- [Task description]:
In the entries below, find every line holding the string "PFOA" and collect it.
-- Start of Material supplied --
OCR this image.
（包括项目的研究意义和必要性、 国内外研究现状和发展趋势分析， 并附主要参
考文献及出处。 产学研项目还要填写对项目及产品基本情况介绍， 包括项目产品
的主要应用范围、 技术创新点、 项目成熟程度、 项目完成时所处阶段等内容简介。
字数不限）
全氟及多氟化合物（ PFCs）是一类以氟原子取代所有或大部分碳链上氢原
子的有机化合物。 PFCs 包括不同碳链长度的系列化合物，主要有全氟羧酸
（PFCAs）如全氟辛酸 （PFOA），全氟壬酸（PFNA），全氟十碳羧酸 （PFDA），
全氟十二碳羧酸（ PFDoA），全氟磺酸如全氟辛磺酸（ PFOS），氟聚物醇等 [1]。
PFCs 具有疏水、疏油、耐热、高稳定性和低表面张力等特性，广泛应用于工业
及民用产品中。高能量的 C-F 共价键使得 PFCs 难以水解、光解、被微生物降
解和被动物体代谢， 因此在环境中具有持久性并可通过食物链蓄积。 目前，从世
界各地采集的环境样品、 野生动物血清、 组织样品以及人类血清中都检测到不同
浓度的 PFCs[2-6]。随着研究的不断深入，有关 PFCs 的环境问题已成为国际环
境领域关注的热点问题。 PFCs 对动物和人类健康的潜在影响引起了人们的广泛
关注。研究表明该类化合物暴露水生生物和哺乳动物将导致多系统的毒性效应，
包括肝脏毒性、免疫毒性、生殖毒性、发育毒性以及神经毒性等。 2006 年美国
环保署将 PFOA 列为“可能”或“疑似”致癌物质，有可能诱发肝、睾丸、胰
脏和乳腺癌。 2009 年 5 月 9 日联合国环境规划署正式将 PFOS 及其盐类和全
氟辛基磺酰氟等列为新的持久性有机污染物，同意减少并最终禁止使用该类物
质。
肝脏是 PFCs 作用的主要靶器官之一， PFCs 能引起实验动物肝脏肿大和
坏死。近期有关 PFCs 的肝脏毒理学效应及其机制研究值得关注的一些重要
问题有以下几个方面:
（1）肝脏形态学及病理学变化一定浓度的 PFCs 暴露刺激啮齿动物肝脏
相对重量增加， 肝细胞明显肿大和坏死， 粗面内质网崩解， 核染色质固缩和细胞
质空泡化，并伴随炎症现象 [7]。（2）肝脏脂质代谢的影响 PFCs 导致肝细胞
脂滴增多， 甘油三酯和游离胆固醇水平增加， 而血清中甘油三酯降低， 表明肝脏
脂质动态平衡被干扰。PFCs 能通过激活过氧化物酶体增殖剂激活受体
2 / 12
-- End of Material supplied --
- [Output of the exercise]:
（PFCAs）如全氟辛酸 （PFOA），全氟壬酸（PFNA），全氟十碳羧酸 （PFDA），
环保署将 PFOA 列为“可能”或“疑似”致癌物质，有可能诱发肝、睾丸、胰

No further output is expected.